══ Data records

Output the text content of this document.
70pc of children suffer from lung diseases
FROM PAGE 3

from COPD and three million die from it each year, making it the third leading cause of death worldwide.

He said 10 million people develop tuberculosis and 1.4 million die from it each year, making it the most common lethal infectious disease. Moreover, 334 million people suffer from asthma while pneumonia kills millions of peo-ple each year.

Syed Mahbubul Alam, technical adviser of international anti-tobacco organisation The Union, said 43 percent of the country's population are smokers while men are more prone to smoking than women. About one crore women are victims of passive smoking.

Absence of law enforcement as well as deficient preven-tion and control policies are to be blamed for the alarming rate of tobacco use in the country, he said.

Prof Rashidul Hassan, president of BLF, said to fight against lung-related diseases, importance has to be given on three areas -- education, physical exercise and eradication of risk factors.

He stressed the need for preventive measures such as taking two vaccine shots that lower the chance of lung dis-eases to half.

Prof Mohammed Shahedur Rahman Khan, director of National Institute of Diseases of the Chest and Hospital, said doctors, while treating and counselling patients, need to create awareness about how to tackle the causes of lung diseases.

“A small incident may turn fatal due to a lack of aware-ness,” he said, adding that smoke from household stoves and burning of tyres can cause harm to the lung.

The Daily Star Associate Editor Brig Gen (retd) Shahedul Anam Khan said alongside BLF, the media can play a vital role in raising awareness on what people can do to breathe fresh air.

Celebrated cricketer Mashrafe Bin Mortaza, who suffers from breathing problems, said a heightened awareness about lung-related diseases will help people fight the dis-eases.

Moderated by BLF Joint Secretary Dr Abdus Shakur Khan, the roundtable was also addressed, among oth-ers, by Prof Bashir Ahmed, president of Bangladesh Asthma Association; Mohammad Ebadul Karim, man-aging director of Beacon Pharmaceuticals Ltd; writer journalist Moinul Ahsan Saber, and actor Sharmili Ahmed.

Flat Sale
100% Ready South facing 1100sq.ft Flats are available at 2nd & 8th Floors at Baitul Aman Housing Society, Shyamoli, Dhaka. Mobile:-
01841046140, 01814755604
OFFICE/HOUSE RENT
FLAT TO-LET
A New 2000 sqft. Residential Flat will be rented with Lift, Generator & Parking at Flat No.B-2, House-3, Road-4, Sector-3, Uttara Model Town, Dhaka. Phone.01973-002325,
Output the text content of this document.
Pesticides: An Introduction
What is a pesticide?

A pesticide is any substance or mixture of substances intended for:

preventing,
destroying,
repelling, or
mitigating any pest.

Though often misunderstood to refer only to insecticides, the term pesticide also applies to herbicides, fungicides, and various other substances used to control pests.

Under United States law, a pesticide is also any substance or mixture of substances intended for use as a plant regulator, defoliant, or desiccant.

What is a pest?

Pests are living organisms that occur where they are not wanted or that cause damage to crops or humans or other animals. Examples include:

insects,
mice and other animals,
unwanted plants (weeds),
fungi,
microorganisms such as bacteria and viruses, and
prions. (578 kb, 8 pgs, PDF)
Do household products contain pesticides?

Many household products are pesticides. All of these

════

About this task. Wherever the string "tobacco" appears in the records, copy the whole line.

Completed exercise.
Syed Mahbubul Alam, technical adviser of international anti-tobacco organisation The Union, said 43 percent of the country's population are smokers while men are more prone to smoking than women. About one crore women are victims of passive smoking.
Absence of law enforcement as well as deficient preven-tion and control policies are to be blamed for the alarming rate of tobacco use in the country, he said.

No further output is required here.